Tip: About the `:mle` method for Archimedean copulas

The :mle fitting method is automatically available for all ArchimedeanCopula{d, GT} types where the generator GT <: UnivariateGenerator. It performs maximum-likelihood estimation over the parameter bounds defined by _θ_bounds(GT, d), using an adaptive LBFGS optimizer within a box-constrained (Fminbox) setup.

3.3 Extreme-Value example — GumbelEVCopula

The GumbelEVCopula (also known as the logistic model) is one of the most common Extreme-Value (EV) copulas. It is defined through its Pickands dependence function:

$$A(t)=(t^{\theta }+(1-t{)}^{\theta }{)}^{1/\theta },\theta \ge 1.$$

Defining the tail function

All bivariate EV copulas in Copulas.jl are defined via a subtype of Tail, which specifies the Pickands function A(t) and its parameterization.

using LogExpFunctions

struct GumbelTail{T} <: Copulas.AbstractUnivariateTail2 # subtype of Tail
    θ::T
    function GumbelTail(θ)
        !(1 <= θ) && throw(ArgumentError("θ must be in [1, ∞)"))
        θ == 1 && return NoTail()
        isinf(θ) && return MTail()
        θ, _ = promote(θ, 1.0)
        return new{typeof(θ)}(θ)
    end
end

# Pickands dependence function
function Copulas.A(tail::GumbelTail, t::Real)
    θ = tail.θ
    logB = LogExpFunctions.logaddexp(θ * log(t), θ * log1p(-t))
    return exp(logB / θ)
end

# Parameters and bounds
Distributions.params(tail::GumbelTail) = (; θ = tail.θ,)
Copulas._unbound_params(::Type{<:GumbelTail}, d, θ) = [log(θ.θ - 1)]      # θ ≥ 1
Copulas._rebound_params(::Type{<:GumbelTail}, d, α) = (; θ = exp(α[1]) + 1)

§ **Provided records**:

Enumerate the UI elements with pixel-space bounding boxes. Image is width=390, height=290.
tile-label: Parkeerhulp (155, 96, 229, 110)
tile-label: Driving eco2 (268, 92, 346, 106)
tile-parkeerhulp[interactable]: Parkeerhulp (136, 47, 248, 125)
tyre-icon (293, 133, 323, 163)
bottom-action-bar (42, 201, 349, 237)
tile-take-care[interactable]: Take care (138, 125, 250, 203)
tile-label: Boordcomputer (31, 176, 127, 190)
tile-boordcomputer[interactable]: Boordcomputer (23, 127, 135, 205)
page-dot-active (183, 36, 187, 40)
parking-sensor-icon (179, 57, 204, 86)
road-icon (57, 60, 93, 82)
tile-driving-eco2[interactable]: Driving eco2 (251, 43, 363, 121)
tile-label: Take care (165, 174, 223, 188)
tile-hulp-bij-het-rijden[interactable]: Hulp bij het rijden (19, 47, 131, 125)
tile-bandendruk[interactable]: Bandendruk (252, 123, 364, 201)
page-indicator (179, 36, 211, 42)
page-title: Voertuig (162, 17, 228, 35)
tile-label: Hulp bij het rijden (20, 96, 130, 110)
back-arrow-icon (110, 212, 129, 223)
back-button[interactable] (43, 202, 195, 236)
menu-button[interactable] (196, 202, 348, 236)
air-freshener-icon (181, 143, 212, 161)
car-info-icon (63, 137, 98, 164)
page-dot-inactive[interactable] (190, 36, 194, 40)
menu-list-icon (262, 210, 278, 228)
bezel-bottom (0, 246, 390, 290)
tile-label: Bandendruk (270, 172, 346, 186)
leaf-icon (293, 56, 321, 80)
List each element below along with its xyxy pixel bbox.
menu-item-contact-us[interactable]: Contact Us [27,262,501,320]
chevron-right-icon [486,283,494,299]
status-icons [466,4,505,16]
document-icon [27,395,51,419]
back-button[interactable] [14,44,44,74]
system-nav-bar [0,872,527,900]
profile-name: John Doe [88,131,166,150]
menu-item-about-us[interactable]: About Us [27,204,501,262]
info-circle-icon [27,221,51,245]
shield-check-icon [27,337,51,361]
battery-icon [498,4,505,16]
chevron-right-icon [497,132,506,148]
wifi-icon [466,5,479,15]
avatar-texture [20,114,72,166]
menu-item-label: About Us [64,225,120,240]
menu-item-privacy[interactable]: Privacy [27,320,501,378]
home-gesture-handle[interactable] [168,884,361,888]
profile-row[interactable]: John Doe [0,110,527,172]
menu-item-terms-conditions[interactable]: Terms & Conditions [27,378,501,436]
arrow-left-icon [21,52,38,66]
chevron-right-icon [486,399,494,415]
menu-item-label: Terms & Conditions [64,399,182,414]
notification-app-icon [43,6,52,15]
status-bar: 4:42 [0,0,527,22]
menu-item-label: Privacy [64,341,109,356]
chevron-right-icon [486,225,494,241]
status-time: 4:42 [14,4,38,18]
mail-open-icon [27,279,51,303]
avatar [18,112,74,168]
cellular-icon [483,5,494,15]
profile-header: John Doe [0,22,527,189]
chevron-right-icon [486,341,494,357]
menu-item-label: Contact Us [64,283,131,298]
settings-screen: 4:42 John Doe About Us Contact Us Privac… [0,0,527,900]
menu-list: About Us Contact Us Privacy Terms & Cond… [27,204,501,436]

§ **Directives**:
(1) From the passage on fitting Archimedean copulas and defining the Gumbel tail, write out the text word for word, beginning at the words "using LogExpFunctions" and stopping after the words "θ, _ = promote(θ, 1.0)".
(2) In the Gumbel tail passage, name each function that the code after the closing "end" of the struct defines a method for, using the full qualified names it writes.
(3) Carry on the Copulas.jl documentation on defining the Gumbel Extreme-Value tail, picking up right after its last line of code.

§ **Expected results**:
(1)
using LogExpFunctions

struct GumbelTail{T} <: Copulas.AbstractUnivariateTail2 # subtype of Tail
    θ::T
    function GumbelTail(θ)
        !(1 <= θ) && throw(ArgumentError("θ must be in [1, ∞)"))
        θ == 1 && return NoTail()
        isinf(θ) && return MTail()
        θ, _ = promote(θ, 1.0)

(2)
Copulas.A
Distributions.params
Copulas._unbound_params
Copulas._rebound_params

(3)
Copulas._θ_bounds(::Type{<:GumbelTail}, d) = (1, Inf)

Building the EV copula

Once the tail is defined, constructing the copula is immediate:

const GumbelEVCopula{T} = Copulas.ExtremeValueCopula{2, GumbelTail{T}}
C = GumbelEVCopula(2, 2.5)

Copulas.ExtremeValueCopula{2, Main.GumbelTail{Float64}}(θ = 2.5,)

All standard API methods (cdf, pdf, rand, fit, etc.) are automatically inherited from ExtremeValueCopula, with internal numerical integration based on the Pickands function.

u = [0.4, 0.7]
cdf(C, u)
pdf(C, u)

0.7762198720629312

Fitting interface

The fitting API for EV copulas relies on dependence-based estimators (:itau, :irho, :igamma), since likelihood evaluation involves non-smooth densities.

For the GumbelEVCopula, we define the available methods and optional parameter reparameterizations:

Copulas._available_fitting_methods(::Type{GumbelEVCopula}, d) = (:iupper, :mle)
Copulas._example(::Type{GumbelEVCopula}, d) = GumbelEVCopula(2, 2.5)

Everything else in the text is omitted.